## BEGIN
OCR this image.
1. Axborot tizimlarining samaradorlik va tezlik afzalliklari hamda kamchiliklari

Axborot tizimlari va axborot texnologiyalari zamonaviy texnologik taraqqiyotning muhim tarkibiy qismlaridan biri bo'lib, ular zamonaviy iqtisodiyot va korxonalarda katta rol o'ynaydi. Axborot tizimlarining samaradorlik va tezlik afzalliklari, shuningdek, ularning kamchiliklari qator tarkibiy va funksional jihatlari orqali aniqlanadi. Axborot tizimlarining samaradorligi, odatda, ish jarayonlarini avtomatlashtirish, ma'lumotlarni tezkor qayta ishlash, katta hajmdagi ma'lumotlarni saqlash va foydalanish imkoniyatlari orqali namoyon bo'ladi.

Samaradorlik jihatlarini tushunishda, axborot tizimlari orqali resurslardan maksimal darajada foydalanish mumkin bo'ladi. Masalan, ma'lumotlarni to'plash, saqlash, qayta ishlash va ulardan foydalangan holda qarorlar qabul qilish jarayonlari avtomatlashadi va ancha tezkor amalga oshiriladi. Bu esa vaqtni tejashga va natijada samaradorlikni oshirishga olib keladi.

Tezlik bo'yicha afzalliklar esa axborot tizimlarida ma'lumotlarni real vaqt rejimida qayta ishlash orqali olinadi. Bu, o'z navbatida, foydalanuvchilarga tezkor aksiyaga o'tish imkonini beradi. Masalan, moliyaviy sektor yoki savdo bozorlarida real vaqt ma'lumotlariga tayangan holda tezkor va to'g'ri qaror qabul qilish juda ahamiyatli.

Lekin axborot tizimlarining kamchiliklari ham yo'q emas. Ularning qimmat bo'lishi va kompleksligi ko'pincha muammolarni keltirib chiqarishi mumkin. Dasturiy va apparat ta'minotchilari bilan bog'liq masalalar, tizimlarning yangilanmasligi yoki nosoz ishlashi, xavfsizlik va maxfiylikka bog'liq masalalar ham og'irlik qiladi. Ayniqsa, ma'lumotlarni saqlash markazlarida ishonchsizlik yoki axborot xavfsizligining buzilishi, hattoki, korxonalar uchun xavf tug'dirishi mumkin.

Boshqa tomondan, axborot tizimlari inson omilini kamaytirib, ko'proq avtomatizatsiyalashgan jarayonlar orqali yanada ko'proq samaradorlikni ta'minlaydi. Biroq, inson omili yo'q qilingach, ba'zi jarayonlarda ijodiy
## END
* _Work to do_
Filter the data for the string "holda" and copy every line that has it.

* _Written solution_
Samaradorlik jihatlarini tushunishda, axborot tizimlari orqali resurslardan maksimal darajada foydalanish mumkin bo'ladi. Masalan, ma'lumotlarni to'plash, saqlash, qayta ishlash va ulardan foydalangan holda qarorlar qabul qilish jarayonlari avtomatlashadi va ancha tezkor amalga oshiriladi. Bu esa vaqtni tejashga va natijada samaradorlikni oshirishga olib keladi.
Tezlik bo'yicha afzalliklar esa axborot tizimlarida ma'lumotlarni real vaqt rejimida qayta ishlash orqali olinadi. Bu, o'z navbatida, foydalanuvchilarga tezkor aksiyaga o'tish imkonini beradi. Masalan, moliyaviy sektor yoki savdo bozorlarida real vaqt ma'lumotlariga tayangan holda tezkor va to'g'ri qaror qabul qilish juda ahamiyatli.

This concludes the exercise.